Given task: Identify the lines holding "Base" and copy them.

Input:
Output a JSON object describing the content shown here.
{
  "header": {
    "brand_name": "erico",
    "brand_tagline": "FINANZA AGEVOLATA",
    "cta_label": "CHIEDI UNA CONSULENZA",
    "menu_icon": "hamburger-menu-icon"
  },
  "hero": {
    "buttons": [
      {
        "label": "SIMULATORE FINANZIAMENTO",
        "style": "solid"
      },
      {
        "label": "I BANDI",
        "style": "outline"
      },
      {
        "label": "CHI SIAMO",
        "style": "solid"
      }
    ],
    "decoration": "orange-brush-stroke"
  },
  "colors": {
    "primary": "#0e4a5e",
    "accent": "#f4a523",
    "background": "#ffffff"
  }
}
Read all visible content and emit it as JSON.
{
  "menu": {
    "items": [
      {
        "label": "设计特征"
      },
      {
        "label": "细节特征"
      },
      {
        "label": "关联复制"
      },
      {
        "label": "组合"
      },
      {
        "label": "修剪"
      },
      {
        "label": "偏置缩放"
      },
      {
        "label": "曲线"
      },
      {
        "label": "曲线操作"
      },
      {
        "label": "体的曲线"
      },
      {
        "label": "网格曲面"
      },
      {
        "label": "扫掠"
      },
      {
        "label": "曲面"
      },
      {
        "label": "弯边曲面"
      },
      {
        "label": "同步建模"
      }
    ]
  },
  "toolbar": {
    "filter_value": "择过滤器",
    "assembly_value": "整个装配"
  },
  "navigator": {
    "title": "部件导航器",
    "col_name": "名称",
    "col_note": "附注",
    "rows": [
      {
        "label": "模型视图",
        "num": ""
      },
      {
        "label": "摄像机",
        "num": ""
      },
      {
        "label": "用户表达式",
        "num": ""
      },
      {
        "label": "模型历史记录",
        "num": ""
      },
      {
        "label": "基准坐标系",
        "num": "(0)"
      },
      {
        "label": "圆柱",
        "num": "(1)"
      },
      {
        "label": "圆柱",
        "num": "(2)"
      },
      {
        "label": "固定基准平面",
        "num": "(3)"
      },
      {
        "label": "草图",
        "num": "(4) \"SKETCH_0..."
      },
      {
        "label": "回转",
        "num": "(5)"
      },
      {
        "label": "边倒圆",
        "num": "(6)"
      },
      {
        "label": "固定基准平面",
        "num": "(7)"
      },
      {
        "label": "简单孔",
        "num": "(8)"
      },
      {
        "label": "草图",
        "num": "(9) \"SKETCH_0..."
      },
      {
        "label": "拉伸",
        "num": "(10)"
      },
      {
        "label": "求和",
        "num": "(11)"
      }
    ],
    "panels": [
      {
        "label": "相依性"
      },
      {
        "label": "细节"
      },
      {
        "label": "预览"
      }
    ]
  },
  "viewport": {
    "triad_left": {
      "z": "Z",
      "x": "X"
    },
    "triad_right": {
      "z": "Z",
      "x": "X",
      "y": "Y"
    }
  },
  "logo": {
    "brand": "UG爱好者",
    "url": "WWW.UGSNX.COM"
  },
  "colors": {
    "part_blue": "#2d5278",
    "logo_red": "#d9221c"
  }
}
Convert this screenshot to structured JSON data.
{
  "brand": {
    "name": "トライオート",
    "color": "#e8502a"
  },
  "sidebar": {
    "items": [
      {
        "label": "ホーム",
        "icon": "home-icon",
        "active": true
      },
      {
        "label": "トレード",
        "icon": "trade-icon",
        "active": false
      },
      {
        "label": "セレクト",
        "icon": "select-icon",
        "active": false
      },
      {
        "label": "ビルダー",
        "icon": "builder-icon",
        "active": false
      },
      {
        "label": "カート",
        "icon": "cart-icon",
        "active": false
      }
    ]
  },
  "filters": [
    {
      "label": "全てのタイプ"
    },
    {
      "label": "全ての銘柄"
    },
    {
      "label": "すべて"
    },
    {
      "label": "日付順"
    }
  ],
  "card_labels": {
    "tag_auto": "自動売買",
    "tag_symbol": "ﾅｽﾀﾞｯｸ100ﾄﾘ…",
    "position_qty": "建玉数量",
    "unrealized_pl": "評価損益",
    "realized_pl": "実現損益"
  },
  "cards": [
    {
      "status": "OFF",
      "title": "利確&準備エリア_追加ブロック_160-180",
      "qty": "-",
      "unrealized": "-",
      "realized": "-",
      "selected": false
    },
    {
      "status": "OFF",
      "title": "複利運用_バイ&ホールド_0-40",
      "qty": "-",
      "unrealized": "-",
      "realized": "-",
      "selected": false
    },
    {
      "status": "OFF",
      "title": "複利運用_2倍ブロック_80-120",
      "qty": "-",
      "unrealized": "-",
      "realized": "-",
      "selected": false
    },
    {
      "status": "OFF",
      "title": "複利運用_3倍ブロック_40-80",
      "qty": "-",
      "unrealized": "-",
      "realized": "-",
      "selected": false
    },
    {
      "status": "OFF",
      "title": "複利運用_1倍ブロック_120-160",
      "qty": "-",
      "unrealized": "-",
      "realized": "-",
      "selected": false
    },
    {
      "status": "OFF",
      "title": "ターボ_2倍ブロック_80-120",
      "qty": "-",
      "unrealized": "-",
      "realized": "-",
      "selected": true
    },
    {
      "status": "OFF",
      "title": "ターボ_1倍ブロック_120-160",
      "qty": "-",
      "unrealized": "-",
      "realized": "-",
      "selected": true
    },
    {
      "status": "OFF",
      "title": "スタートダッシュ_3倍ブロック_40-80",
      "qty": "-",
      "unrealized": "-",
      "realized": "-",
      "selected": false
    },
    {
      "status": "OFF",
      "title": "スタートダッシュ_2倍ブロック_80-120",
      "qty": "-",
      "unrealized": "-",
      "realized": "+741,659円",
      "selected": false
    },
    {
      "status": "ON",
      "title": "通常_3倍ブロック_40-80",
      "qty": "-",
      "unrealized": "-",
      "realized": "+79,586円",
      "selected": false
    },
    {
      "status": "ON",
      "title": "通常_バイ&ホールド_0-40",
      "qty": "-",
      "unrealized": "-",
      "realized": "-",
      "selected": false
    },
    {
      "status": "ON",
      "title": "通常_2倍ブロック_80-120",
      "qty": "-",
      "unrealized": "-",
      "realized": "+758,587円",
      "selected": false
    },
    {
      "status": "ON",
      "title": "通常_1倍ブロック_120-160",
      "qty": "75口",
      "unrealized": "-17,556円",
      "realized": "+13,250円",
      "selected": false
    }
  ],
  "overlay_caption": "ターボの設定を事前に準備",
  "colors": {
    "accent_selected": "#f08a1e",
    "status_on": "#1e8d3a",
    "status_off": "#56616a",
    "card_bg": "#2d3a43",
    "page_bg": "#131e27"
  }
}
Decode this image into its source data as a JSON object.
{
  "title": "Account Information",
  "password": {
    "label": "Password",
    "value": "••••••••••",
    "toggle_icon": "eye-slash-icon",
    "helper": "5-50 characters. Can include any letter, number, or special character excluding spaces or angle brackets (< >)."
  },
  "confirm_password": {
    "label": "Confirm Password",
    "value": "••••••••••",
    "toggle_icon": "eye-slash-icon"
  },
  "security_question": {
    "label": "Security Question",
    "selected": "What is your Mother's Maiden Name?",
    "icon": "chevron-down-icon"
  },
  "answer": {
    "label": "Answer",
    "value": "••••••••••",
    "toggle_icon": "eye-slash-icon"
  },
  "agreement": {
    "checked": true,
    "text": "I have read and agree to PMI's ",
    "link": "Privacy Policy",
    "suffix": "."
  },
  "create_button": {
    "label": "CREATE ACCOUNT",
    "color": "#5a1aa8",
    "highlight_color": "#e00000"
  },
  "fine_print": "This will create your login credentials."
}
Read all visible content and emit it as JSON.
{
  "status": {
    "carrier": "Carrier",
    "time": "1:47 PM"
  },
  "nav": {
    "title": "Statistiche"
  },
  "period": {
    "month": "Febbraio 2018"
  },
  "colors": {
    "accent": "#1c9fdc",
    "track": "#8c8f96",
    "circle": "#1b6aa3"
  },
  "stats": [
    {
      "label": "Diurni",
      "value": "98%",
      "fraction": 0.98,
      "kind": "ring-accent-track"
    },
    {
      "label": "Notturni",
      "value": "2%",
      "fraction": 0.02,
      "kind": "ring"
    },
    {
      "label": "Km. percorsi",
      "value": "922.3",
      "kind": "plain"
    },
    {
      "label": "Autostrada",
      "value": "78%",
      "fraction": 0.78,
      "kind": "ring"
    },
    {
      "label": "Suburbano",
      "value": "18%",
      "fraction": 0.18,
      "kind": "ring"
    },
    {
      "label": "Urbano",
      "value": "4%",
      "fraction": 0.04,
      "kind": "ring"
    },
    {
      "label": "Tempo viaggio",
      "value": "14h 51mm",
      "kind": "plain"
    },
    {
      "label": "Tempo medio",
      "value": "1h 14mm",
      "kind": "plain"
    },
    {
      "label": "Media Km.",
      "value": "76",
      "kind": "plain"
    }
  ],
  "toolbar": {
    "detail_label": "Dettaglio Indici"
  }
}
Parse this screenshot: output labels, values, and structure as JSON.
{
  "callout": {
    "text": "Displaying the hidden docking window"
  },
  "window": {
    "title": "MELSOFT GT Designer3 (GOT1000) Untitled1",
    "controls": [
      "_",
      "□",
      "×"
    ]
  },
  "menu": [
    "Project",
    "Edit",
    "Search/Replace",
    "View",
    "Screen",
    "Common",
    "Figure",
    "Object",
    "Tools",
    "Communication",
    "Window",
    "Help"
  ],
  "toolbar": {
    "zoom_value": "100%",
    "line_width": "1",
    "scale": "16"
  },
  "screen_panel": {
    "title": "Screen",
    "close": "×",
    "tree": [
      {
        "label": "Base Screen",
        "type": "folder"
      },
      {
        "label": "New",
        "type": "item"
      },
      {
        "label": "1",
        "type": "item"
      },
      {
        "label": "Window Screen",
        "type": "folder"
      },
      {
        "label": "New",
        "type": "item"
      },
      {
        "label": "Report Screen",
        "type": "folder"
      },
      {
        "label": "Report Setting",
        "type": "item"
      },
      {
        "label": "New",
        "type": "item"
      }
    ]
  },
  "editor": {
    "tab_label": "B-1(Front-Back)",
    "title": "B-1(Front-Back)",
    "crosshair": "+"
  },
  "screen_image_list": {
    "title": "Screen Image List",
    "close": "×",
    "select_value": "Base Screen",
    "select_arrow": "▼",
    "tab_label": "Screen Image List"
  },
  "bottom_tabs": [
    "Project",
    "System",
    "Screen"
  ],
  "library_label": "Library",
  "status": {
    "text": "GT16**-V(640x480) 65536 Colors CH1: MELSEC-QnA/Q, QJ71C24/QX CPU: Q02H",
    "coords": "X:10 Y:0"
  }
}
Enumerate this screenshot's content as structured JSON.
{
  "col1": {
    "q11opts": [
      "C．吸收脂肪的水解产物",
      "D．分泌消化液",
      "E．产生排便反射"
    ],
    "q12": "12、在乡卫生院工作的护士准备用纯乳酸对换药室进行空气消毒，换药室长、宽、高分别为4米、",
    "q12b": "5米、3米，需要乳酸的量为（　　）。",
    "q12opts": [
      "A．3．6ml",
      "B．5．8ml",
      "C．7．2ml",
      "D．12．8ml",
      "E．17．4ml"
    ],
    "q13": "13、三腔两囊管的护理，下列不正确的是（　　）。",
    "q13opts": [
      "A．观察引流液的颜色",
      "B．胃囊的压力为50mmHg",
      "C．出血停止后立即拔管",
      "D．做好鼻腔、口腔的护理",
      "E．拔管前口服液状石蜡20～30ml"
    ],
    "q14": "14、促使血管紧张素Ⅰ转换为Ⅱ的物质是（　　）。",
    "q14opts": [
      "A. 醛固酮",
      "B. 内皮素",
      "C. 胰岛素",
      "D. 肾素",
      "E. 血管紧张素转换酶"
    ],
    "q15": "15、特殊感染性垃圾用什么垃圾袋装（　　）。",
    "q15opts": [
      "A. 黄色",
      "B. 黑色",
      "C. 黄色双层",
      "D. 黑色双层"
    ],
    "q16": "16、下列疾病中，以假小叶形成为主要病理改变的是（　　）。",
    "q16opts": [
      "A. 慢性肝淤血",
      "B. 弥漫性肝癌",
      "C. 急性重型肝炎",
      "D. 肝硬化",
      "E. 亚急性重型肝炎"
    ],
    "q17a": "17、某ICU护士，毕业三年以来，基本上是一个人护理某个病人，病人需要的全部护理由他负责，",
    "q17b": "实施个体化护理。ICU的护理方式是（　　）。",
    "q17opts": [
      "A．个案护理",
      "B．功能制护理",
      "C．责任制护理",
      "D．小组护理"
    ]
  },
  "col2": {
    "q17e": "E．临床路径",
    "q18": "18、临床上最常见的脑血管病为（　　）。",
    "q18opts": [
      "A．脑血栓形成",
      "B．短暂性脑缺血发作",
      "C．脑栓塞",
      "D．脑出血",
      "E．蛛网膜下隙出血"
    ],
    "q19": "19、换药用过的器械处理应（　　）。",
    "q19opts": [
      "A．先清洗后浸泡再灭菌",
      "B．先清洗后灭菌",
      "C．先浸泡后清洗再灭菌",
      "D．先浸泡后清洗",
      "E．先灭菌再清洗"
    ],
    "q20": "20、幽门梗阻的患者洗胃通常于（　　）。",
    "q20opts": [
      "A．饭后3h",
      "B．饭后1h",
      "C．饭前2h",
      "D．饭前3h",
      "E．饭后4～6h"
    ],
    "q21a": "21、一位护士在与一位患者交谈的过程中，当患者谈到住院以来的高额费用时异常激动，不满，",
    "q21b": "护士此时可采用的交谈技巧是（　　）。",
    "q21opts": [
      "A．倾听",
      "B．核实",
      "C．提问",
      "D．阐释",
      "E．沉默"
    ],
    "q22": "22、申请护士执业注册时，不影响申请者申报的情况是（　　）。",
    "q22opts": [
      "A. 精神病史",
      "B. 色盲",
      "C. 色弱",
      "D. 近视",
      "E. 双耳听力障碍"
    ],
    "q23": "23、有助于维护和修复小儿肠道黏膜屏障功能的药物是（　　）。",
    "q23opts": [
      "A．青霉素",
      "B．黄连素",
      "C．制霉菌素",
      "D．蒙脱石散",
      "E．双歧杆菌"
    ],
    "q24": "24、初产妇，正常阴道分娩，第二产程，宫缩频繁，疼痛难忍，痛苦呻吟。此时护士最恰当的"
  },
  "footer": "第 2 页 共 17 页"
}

Answer to the problem:
        "label": "Base Screen",
    "select_value": "Base Screen",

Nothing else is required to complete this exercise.